● **WHAT TO PRODUCE**
Return the material exactly as supplied, apart from the pictures, which are omitted.

Dataset rows about figures:
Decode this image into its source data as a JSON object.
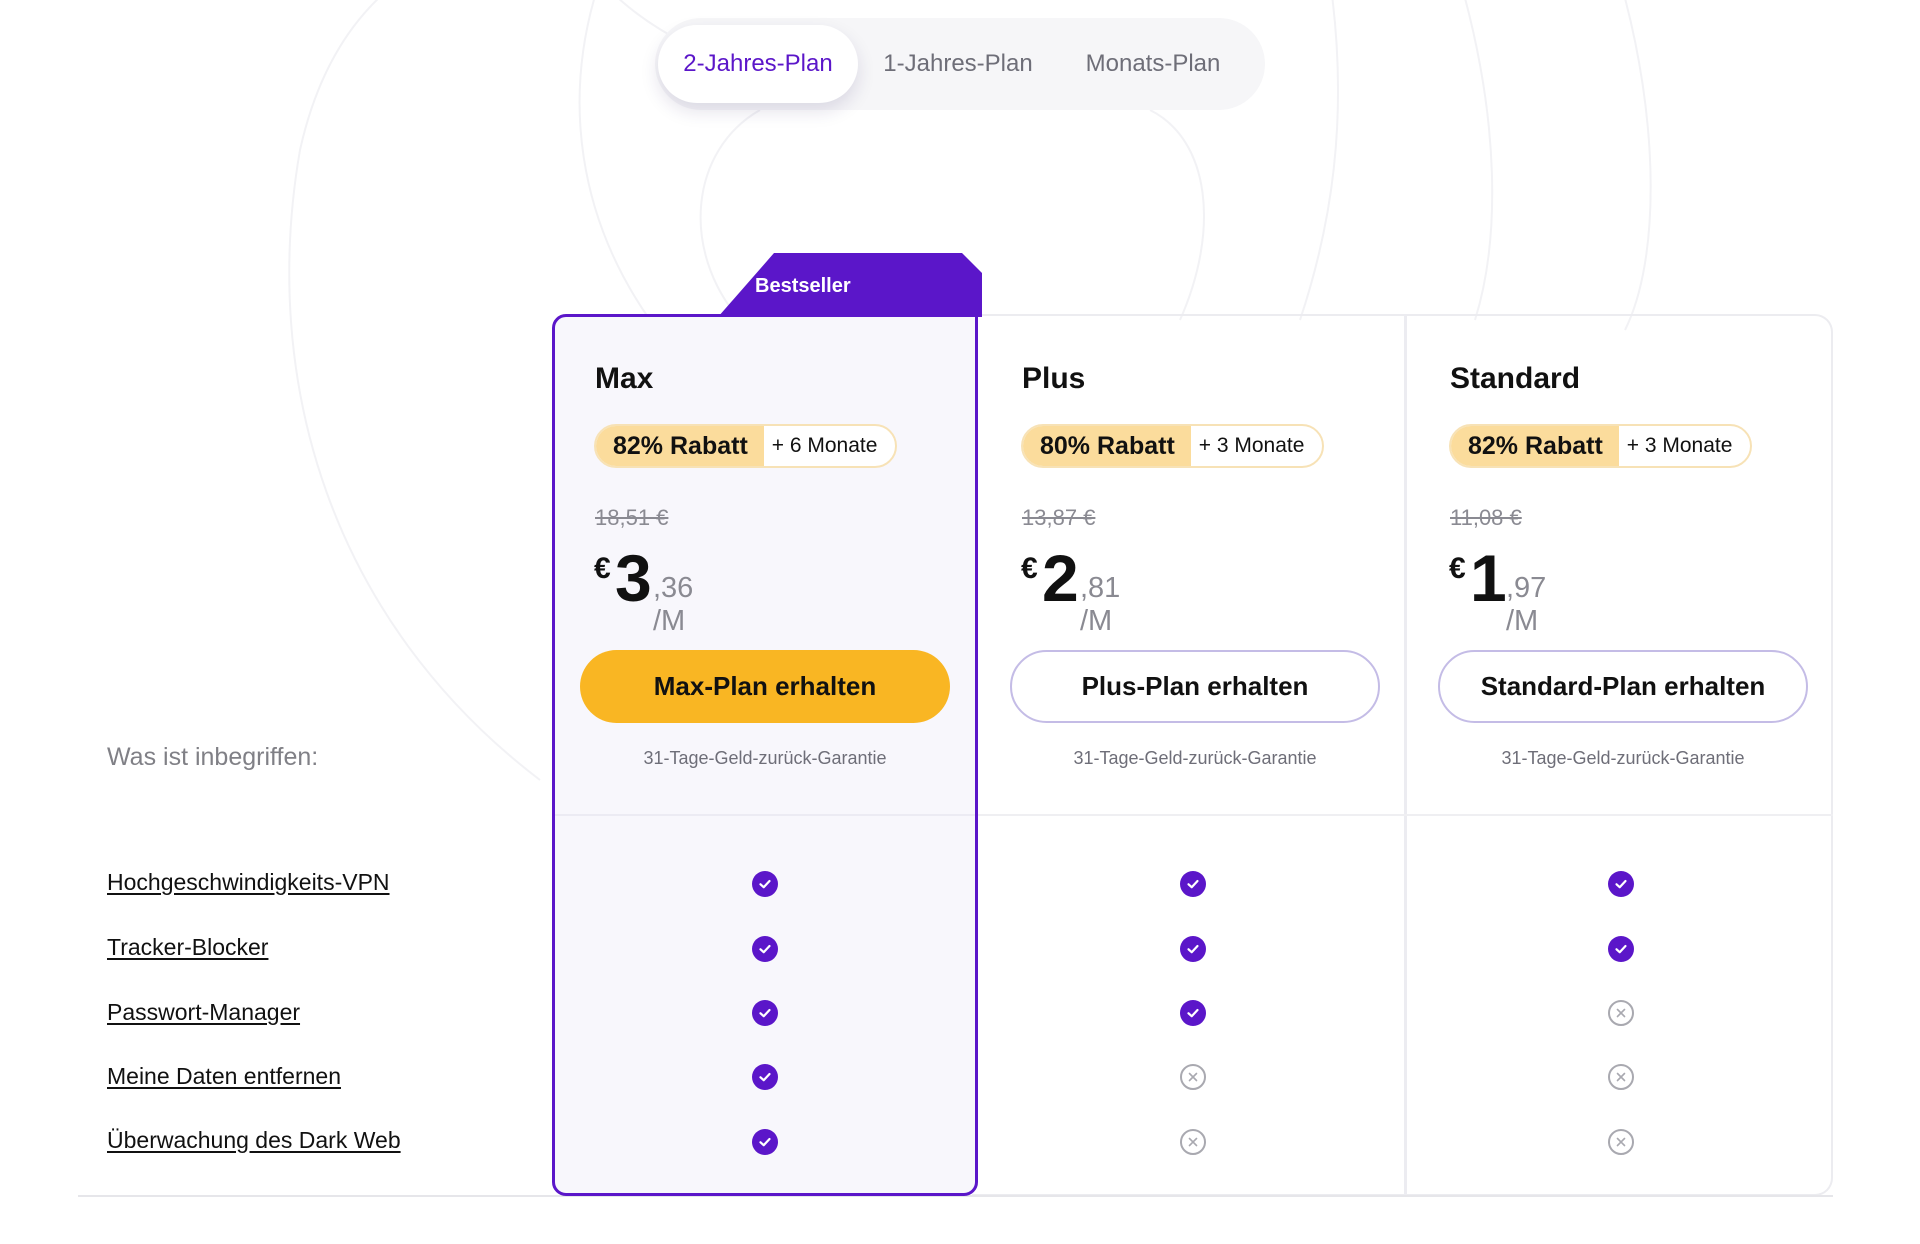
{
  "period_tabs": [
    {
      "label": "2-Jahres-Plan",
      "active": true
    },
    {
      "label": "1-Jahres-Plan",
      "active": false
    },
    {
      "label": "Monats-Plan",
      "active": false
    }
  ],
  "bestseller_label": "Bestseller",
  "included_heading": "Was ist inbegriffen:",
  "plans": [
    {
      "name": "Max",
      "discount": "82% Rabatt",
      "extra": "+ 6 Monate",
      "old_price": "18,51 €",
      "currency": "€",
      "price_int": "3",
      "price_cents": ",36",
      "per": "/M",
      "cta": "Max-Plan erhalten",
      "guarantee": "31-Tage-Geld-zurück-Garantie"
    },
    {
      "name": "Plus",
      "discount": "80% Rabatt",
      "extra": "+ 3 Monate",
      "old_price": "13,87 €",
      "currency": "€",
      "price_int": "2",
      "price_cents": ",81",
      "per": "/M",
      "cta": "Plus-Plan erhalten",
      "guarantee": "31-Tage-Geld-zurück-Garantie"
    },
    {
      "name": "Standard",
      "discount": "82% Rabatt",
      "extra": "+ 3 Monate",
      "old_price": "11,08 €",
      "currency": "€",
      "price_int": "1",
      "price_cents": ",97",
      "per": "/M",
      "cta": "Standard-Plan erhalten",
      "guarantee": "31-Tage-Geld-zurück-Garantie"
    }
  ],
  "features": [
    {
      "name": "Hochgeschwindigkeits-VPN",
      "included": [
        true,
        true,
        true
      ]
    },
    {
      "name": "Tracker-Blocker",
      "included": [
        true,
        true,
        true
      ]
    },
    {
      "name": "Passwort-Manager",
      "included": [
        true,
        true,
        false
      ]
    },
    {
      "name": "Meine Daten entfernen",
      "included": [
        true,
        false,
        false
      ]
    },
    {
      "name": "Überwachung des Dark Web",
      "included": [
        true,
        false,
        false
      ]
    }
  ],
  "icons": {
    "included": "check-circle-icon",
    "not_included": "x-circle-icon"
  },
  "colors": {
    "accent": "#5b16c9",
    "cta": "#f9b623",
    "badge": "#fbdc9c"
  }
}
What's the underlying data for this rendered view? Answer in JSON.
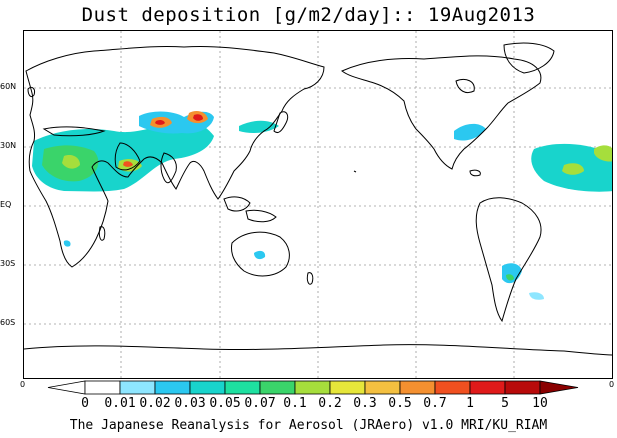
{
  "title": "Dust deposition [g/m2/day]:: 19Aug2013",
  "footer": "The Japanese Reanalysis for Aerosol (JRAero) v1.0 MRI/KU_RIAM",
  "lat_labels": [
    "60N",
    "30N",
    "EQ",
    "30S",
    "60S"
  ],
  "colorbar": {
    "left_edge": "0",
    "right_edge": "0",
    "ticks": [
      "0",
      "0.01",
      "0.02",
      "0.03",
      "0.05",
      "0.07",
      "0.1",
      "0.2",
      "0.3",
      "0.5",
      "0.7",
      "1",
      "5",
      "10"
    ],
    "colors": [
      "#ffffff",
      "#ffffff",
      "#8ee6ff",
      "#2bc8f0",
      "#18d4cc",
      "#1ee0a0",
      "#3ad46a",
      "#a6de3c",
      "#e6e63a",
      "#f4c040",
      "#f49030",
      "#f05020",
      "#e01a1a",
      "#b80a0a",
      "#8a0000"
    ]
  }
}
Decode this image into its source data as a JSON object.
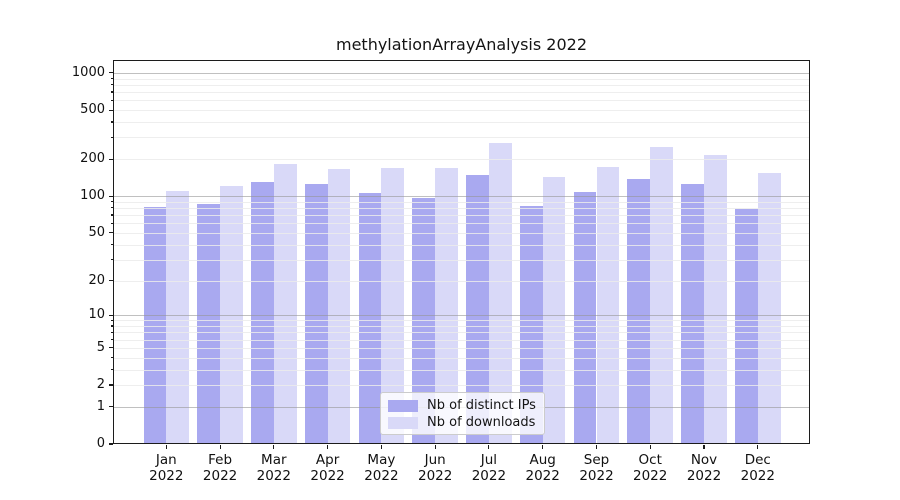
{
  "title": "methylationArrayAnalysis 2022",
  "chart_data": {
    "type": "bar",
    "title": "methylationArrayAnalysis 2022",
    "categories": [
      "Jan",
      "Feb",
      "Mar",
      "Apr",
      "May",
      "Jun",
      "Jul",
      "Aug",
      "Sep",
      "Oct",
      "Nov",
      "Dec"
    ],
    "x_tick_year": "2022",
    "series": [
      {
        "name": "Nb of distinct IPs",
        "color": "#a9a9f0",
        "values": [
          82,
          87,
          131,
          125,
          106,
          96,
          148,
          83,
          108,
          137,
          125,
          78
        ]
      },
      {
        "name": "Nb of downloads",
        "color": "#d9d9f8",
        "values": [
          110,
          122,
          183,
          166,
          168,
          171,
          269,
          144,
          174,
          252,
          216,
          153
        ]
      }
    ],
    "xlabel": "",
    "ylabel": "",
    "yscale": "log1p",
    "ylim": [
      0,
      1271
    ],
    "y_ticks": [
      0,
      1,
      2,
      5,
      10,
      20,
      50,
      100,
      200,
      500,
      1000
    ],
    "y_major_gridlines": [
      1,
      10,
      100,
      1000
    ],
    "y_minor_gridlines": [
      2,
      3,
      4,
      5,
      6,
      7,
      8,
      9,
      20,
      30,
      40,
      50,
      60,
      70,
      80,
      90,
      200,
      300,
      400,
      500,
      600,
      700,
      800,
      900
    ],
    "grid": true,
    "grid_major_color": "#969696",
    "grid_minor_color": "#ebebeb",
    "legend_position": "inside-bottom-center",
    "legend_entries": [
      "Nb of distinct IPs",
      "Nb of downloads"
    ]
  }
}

● **ANSWER TO THE EXERCISE**
Decode this image into its source data as a JSON object.
{
  "period_tabs": [
    {
      "label": "2-Jahres-Plan",
      "active": true
    },
    {
      "label": "1-Jahres-Plan",
      "active": false
    },
    {
      "label": "Monats-Plan",
      "active": false
    }
  ],
  "bestseller_label": "Bestseller",
  "included_heading": "Was ist inbegriffen:",
  "plans": [
    {
      "name": "Max",
      "discount": "82% Rabatt",
      "extra": "+ 6 Monate",
      "old_price": "18,51 €",
      "currency": "€",
      "price_int": "3",
      "price_cents": ",36",
      "per": "/M",
      "cta": "Max-Plan erhalten",
      "guarantee": "31-Tage-Geld-zurück-Garantie"
    },
    {
      "name": "Plus",
      "discount": "80% Rabatt",
      "extra": "+ 3 Monate",
      "old_price": "13,87 €",
      "currency": "€",
      "price_int": "2",
      "price_cents": ",81",
      "per": "/M",
      "cta": "Plus-Plan erhalten",
      "guarantee": "31-Tage-Geld-zurück-Garantie"
    },
    {
      "name": "Standard",
      "discount": "82% Rabatt",
      "extra": "+ 3 Monate",
      "old_price": "11,08 €",
      "currency": "€",
      "price_int": "1",
      "price_cents": ",97",
      "per": "/M",
      "cta": "Standard-Plan erhalten",
      "guarantee": "31-Tage-Geld-zurück-Garantie"
    }
  ],
  "features": [
    {
      "name": "Hochgeschwindigkeits-VPN",
      "included": [
        true,
        true,
        true
      ]
    },
    {
      "name": "Tracker-Blocker",
      "included": [
        true,
        true,
        true
      ]
    },
    {
      "name": "Passwort-Manager",
      "included": [
        true,
        true,
        false
      ]
    },
    {
      "name": "Meine Daten entfernen",
      "included": [
        true,
        false,
        false
      ]
    },
    {
      "name": "Überwachung des Dark Web",
      "included": [
        true,
        false,
        false
      ]
    }
  ],
  "icons": {
    "included": "check-circle-icon",
    "not_included": "x-circle-icon"
  },
  "colors": {
    "accent": "#5b16c9",
    "cta": "#f9b623",
    "badge": "#fbdc9c"
  }
}
What's the underlying data for this rendered view? Answer in JSON.
{
  "title": "Dust deposition [g/m2/day]:: 19Aug2013",
  "footer": "The Japanese Reanalysis for Aerosol (JRAero) v1.0 MRI/KU_RIAM",
  "lat_labels": [
    "60N",
    "30N",
    "EQ",
    "30S",
    "60S"
  ],
  "colorbar": {
    "left_edge": "0",
    "right_edge": "0",
    "ticks": [
      "0",
      "0.01",
      "0.02",
      "0.03",
      "0.05",
      "0.07",
      "0.1",
      "0.2",
      "0.3",
      "0.5",
      "0.7",
      "1",
      "5",
      "10"
    ],
    "colors": [
      "#ffffff",
      "#ffffff",
      "#8ee6ff",
      "#2bc8f0",
      "#18d4cc",
      "#1ee0a0",
      "#3ad46a",
      "#a6de3c",
      "#e6e63a",
      "#f4c040",
      "#f49030",
      "#f05020",
      "#e01a1a",
      "#b80a0a",
      "#8a0000"
    ]
  }
}
Decode this image into its source data as a JSON object.
{
  "title": "methylationArrayAnalysis 2022",
  "chart_data": {
    "type": "bar",
    "title": "methylationArrayAnalysis 2022",
    "categories": [
      "Jan",
      "Feb",
      "Mar",
      "Apr",
      "May",
      "Jun",
      "Jul",
      "Aug",
      "Sep",
      "Oct",
      "Nov",
      "Dec"
    ],
    "x_tick_year": "2022",
    "series": [
      {
        "name": "Nb of distinct IPs",
        "color": "#a9a9f0",
        "values": [
          82,
          87,
          131,
          125,
          106,
          96,
          148,
          83,
          108,
          137,
          125,
          78
        ]
      },
      {
        "name": "Nb of downloads",
        "color": "#d9d9f8",
        "values": [
          110,
          122,
          183,
          166,
          168,
          171,
          269,
          144,
          174,
          252,
          216,
          153
        ]
      }
    ],
    "xlabel": "",
    "ylabel": "",
    "yscale": "log1p",
    "ylim": [
      0,
      1271
    ],
    "y_ticks": [
      0,
      1,
      2,
      5,
      10,
      20,
      50,
      100,
      200,
      500,
      1000
    ],
    "y_major_gridlines": [
      1,
      10,
      100,
      1000
    ],
    "y_minor_gridlines": [
      2,
      3,
      4,
      5,
      6,
      7,
      8,
      9,
      20,
      30,
      40,
      50,
      60,
      70,
      80,
      90,
      200,
      300,
      400,
      500,
      600,
      700,
      800,
      900
    ],
    "grid": true,
    "grid_major_color": "#969696",
    "grid_minor_color": "#ebebeb",
    "legend_position": "inside-bottom-center",
    "legend_entries": [
      "Nb of distinct IPs",
      "Nb of downloads"
    ]
  }
}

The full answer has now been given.